▶ **STATED PROBLEM**
Determine which lines of the records include the word "vendita", and copy them.

▶ **DATASET**
^^^^^^^^

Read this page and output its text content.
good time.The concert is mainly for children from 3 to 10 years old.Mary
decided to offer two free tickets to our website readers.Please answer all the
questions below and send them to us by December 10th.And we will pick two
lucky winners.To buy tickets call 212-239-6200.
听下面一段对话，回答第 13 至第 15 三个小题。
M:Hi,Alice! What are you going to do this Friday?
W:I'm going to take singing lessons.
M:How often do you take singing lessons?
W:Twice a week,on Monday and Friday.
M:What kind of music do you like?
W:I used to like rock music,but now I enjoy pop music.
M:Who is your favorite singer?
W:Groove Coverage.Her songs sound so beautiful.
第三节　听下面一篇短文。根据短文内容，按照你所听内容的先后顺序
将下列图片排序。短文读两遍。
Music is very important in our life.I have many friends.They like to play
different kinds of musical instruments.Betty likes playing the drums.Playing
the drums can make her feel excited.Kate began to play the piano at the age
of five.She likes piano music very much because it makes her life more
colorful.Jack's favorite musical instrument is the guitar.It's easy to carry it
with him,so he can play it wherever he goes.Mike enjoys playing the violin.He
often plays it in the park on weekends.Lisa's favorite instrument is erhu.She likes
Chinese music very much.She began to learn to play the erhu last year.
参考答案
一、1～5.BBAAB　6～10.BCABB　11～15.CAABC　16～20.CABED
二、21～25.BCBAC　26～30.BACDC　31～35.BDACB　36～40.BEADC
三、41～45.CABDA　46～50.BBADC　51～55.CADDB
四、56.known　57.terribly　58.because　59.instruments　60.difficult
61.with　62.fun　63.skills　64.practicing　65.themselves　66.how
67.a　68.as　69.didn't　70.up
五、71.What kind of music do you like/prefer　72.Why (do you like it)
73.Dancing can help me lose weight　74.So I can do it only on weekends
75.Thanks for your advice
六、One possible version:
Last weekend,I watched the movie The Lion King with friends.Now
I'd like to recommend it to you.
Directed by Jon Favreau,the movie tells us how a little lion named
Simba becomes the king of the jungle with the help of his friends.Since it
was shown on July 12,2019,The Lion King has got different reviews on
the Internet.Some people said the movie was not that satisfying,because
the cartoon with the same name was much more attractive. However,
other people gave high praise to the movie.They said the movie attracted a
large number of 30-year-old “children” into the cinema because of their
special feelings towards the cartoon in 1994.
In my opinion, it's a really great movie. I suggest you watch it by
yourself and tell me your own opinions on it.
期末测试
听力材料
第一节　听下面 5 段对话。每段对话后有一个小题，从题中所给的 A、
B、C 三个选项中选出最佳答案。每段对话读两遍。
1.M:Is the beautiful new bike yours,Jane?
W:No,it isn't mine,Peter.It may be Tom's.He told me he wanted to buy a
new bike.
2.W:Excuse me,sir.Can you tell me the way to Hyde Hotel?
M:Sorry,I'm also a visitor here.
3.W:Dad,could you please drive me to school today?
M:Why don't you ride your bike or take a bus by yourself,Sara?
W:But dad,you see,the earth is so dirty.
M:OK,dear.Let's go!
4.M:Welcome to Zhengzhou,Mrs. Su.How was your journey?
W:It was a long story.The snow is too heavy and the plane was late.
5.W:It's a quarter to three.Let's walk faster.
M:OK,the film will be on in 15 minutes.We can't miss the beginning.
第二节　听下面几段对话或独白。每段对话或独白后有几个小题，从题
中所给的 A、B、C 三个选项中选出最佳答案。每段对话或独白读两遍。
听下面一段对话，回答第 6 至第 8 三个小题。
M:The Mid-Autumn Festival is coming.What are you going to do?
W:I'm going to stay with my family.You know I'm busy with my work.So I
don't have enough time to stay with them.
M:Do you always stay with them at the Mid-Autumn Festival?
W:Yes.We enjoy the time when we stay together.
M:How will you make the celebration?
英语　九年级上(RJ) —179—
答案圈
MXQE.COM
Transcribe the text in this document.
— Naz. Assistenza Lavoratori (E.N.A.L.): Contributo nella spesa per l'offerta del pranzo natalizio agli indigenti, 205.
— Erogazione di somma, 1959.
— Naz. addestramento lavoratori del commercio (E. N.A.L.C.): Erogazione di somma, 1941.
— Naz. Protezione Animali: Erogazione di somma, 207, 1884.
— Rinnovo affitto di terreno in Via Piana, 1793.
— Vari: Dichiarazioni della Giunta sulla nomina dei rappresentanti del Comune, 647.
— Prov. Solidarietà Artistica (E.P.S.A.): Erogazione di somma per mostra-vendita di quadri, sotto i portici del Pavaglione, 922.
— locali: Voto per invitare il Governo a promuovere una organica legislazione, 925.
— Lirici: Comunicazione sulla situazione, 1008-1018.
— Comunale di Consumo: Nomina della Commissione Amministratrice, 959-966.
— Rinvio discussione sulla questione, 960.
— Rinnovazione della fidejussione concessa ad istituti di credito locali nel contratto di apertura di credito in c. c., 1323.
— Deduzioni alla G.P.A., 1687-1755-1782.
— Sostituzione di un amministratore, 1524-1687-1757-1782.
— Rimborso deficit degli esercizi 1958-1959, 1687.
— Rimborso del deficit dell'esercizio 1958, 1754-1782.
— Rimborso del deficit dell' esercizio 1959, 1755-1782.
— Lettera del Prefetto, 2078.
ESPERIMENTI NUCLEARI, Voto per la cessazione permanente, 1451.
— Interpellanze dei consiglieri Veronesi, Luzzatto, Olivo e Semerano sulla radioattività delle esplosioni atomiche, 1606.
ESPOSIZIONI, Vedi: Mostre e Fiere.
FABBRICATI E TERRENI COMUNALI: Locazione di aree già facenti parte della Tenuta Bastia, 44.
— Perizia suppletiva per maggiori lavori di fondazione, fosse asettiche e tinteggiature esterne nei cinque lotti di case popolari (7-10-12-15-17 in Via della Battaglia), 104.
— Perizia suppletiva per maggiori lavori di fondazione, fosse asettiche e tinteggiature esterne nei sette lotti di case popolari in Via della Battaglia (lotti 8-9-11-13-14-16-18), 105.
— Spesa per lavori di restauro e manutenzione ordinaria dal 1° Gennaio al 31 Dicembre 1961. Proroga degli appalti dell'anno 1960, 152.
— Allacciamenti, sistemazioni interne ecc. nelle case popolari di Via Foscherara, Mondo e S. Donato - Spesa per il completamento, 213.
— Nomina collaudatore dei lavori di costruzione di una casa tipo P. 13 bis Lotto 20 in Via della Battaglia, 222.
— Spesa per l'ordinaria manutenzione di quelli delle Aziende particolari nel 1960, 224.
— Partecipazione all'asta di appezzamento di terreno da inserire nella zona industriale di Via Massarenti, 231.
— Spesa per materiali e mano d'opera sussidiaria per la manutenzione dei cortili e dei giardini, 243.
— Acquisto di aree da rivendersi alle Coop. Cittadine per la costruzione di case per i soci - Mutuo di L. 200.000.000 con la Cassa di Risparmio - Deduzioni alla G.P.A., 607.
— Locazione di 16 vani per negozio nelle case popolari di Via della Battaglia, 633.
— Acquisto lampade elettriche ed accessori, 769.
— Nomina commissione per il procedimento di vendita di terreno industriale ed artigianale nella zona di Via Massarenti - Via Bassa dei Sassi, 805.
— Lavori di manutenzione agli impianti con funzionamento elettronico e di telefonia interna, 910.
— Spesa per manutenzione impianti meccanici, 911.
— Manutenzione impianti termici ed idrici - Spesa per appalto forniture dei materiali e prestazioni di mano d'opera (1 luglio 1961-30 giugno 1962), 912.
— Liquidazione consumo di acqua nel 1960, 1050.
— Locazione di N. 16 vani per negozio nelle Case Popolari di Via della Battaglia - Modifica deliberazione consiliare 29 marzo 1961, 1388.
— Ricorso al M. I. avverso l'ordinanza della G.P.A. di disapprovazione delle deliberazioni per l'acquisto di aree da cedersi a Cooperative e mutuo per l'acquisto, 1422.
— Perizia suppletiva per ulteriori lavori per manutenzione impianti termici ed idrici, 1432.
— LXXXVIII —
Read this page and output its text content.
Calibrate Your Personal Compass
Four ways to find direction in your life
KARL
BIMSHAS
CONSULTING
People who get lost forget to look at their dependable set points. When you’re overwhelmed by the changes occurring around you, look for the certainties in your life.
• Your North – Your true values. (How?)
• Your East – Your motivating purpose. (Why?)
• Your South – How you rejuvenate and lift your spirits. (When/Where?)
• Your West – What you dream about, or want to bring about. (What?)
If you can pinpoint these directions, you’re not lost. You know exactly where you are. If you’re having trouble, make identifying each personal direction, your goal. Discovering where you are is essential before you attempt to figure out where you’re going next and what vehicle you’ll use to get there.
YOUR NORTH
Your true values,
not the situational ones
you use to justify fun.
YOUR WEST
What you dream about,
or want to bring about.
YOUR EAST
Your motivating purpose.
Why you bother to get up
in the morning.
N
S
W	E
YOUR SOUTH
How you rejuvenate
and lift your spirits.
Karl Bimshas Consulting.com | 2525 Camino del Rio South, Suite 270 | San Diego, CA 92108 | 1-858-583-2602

^^^^^^^^

▶ **IN RESPONSE**
— Prov. Solidarietà Artistica (E.P.S.A.): Erogazione di somma per mostra-vendita di quadri, sotto i portici del Pavaglione, 922.
— Nomina commissione per il procedimento di vendita di terreno industriale ed artigianale nella zona di Via Massarenti - Via Bassa dei Sassi, 805.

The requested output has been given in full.